Write every line out verbatim and omit the pictures.

[Begin]

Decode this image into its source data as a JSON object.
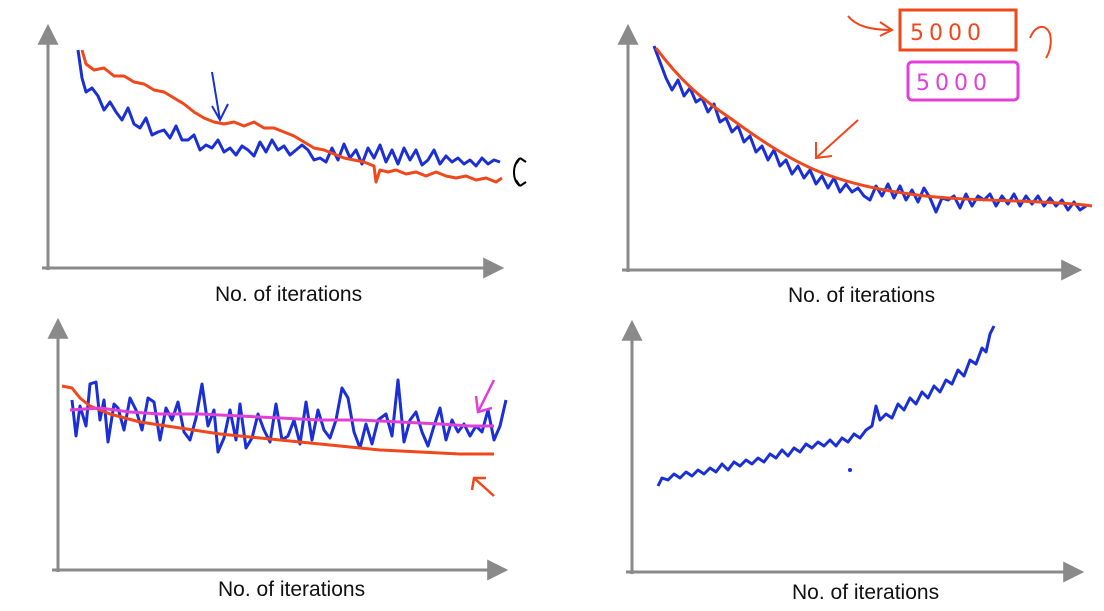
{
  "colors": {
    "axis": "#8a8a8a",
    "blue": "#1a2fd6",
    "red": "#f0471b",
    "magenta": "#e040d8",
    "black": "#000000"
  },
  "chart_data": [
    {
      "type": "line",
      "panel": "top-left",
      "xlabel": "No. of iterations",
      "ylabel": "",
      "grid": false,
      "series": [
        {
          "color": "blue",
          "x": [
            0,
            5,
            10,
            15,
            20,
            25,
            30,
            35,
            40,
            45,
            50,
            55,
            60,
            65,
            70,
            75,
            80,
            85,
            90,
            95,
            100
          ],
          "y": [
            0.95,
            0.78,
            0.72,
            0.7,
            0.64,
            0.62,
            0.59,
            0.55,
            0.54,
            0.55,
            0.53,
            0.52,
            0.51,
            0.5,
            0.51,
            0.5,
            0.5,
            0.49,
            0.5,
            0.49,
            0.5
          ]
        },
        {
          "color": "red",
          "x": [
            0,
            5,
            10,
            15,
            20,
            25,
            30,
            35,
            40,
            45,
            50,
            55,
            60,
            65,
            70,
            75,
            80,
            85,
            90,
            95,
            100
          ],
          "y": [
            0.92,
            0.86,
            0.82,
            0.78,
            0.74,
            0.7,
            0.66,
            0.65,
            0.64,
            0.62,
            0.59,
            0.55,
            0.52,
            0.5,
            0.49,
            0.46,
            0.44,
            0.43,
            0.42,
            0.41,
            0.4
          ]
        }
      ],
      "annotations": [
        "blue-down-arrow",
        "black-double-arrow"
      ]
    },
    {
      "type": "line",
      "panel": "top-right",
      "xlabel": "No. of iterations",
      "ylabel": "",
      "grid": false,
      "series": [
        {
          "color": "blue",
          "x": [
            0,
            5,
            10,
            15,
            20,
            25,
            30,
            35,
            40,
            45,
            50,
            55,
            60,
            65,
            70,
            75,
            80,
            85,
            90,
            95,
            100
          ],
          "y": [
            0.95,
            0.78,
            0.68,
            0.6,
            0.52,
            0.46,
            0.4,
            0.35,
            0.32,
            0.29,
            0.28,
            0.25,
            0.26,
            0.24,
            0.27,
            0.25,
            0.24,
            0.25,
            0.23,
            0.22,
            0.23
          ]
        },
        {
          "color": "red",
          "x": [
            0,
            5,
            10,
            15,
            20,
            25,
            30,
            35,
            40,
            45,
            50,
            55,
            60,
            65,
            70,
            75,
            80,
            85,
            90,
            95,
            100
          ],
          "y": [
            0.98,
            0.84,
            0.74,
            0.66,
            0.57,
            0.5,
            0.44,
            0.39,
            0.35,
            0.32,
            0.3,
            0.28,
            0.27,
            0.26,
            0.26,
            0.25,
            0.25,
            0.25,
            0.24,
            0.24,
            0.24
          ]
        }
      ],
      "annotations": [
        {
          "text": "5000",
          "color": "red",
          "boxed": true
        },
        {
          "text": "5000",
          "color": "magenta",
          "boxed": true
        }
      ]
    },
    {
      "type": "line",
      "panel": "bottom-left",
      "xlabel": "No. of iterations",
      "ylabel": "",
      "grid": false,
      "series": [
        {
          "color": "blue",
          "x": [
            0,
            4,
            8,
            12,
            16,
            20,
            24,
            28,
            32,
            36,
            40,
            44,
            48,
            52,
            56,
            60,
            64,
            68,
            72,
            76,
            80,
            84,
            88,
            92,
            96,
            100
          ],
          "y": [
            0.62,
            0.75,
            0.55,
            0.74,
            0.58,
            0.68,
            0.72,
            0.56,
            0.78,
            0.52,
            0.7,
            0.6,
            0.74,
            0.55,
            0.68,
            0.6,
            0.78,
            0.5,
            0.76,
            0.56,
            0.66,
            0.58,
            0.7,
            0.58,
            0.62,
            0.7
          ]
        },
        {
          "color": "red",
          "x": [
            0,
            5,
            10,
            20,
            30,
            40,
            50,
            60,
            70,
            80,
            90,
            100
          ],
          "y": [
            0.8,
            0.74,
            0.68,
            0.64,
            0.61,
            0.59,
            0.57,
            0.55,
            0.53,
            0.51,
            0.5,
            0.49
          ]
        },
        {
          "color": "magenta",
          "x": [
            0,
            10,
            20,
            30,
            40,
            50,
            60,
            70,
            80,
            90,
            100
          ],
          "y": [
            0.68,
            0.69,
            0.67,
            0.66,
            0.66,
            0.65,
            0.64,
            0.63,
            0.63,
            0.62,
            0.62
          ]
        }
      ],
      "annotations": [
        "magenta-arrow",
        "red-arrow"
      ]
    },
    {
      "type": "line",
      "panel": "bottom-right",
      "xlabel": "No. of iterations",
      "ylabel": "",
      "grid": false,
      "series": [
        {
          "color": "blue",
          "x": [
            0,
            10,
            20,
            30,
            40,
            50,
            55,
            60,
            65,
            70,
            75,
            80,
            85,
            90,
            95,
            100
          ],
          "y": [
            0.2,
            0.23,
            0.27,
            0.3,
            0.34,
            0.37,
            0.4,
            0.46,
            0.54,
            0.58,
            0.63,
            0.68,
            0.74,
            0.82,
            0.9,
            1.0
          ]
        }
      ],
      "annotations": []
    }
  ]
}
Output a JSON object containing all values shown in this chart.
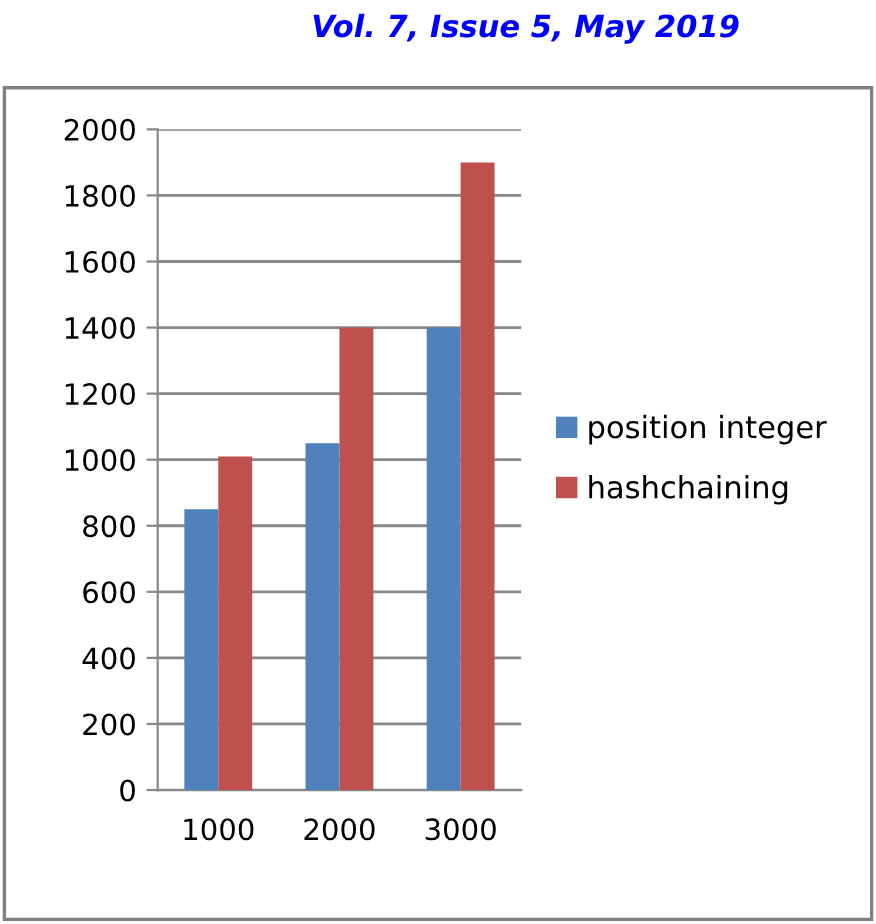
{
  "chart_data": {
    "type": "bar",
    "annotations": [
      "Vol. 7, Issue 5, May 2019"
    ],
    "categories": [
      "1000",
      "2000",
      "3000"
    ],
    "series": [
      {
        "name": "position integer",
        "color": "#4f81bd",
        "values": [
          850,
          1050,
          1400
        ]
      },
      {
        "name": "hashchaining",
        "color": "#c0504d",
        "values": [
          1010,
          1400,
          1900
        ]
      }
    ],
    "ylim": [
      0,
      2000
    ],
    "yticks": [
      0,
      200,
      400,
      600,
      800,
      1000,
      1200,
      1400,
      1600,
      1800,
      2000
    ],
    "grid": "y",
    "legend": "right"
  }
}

[End]

» **Result of this task**:
Decode this image into its source data as a JSON object.
{
  "colors": {
    "axis": "#8a8a8a",
    "blue": "#1a2fd6",
    "red": "#f0471b",
    "magenta": "#e040d8",
    "black": "#000000"
  },
  "chart_data": [
    {
      "type": "line",
      "panel": "top-left",
      "xlabel": "No. of iterations",
      "ylabel": "",
      "grid": false,
      "series": [
        {
          "color": "blue",
          "x": [
            0,
            5,
            10,
            15,
            20,
            25,
            30,
            35,
            40,
            45,
            50,
            55,
            60,
            65,
            70,
            75,
            80,
            85,
            90,
            95,
            100
          ],
          "y": [
            0.95,
            0.78,
            0.72,
            0.7,
            0.64,
            0.62,
            0.59,
            0.55,
            0.54,
            0.55,
            0.53,
            0.52,
            0.51,
            0.5,
            0.51,
            0.5,
            0.5,
            0.49,
            0.5,
            0.49,
            0.5
          ]
        },
        {
          "color": "red",
          "x": [
            0,
            5,
            10,
            15,
            20,
            25,
            30,
            35,
            40,
            45,
            50,
            55,
            60,
            65,
            70,
            75,
            80,
            85,
            90,
            95,
            100
          ],
          "y": [
            0.92,
            0.86,
            0.82,
            0.78,
            0.74,
            0.7,
            0.66,
            0.65,
            0.64,
            0.62,
            0.59,
            0.55,
            0.52,
            0.5,
            0.49,
            0.46,
            0.44,
            0.43,
            0.42,
            0.41,
            0.4
          ]
        }
      ],
      "annotations": [
        "blue-down-arrow",
        "black-double-arrow"
      ]
    },
    {
      "type": "line",
      "panel": "top-right",
      "xlabel": "No. of iterations",
      "ylabel": "",
      "grid": false,
      "series": [
        {
          "color": "blue",
          "x": [
            0,
            5,
            10,
            15,
            20,
            25,
            30,
            35,
            40,
            45,
            50,
            55,
            60,
            65,
            70,
            75,
            80,
            85,
            90,
            95,
            100
          ],
          "y": [
            0.95,
            0.78,
            0.68,
            0.6,
            0.52,
            0.46,
            0.4,
            0.35,
            0.32,
            0.29,
            0.28,
            0.25,
            0.26,
            0.24,
            0.27,
            0.25,
            0.24,
            0.25,
            0.23,
            0.22,
            0.23
          ]
        },
        {
          "color": "red",
          "x": [
            0,
            5,
            10,
            15,
            20,
            25,
            30,
            35,
            40,
            45,
            50,
            55,
            60,
            65,
            70,
            75,
            80,
            85,
            90,
            95,
            100
          ],
          "y": [
            0.98,
            0.84,
            0.74,
            0.66,
            0.57,
            0.5,
            0.44,
            0.39,
            0.35,
            0.32,
            0.3,
            0.28,
            0.27,
            0.26,
            0.26,
            0.25,
            0.25,
            0.25,
            0.24,
            0.24,
            0.24
          ]
        }
      ],
      "annotations": [
        {
          "text": "5000",
          "color": "red",
          "boxed": true
        },
        {
          "text": "5000",
          "color": "magenta",
          "boxed": true
        }
      ]
    },
    {
      "type": "line",
      "panel": "bottom-left",
      "xlabel": "No. of iterations",
      "ylabel": "",
      "grid": false,
      "series": [
        {
          "color": "blue",
          "x": [
            0,
            4,
            8,
            12,
            16,
            20,
            24,
            28,
            32,
            36,
            40,
            44,
            48,
            52,
            56,
            60,
            64,
            68,
            72,
            76,
            80,
            84,
            88,
            92,
            96,
            100
          ],
          "y": [
            0.62,
            0.75,
            0.55,
            0.74,
            0.58,
            0.68,
            0.72,
            0.56,
            0.78,
            0.52,
            0.7,
            0.6,
            0.74,
            0.55,
            0.68,
            0.6,
            0.78,
            0.5,
            0.76,
            0.56,
            0.66,
            0.58,
            0.7,
            0.58,
            0.62,
            0.7
          ]
        },
        {
          "color": "red",
          "x": [
            0,
            5,
            10,
            20,
            30,
            40,
            50,
            60,
            70,
            80,
            90,
            100
          ],
          "y": [
            0.8,
            0.74,
            0.68,
            0.64,
            0.61,
            0.59,
            0.57,
            0.55,
            0.53,
            0.51,
            0.5,
            0.49
          ]
        },
        {
          "color": "magenta",
          "x": [
            0,
            10,
            20,
            30,
            40,
            50,
            60,
            70,
            80,
            90,
            100
          ],
          "y": [
            0.68,
            0.69,
            0.67,
            0.66,
            0.66,
            0.65,
            0.64,
            0.63,
            0.63,
            0.62,
            0.62
          ]
        }
      ],
      "annotations": [
        "magenta-arrow",
        "red-arrow"
      ]
    },
    {
      "type": "line",
      "panel": "bottom-right",
      "xlabel": "No. of iterations",
      "ylabel": "",
      "grid": false,
      "series": [
        {
          "color": "blue",
          "x": [
            0,
            10,
            20,
            30,
            40,
            50,
            55,
            60,
            65,
            70,
            75,
            80,
            85,
            90,
            95,
            100
          ],
          "y": [
            0.2,
            0.23,
            0.27,
            0.3,
            0.34,
            0.37,
            0.4,
            0.46,
            0.54,
            0.58,
            0.63,
            0.68,
            0.74,
            0.82,
            0.9,
            1.0
          ]
        }
      ],
      "annotations": []
    }
  ]
}
Output a JSON object containing all values shown in this chart.
{
  "chart_data": {
    "type": "bar",
    "annotations": [
      "Vol. 7, Issue 5, May 2019"
    ],
    "categories": [
      "1000",
      "2000",
      "3000"
    ],
    "series": [
      {
        "name": "position integer",
        "color": "#4f81bd",
        "values": [
          850,
          1050,
          1400
        ]
      },
      {
        "name": "hashchaining",
        "color": "#c0504d",
        "values": [
          1010,
          1400,
          1900
        ]
      }
    ],
    "ylim": [
      0,
      2000
    ],
    "yticks": [
      0,
      200,
      400,
      600,
      800,
      1000,
      1200,
      1400,
      1600,
      1800,
      2000
    ],
    "grid": "y",
    "legend": "right"
  }
}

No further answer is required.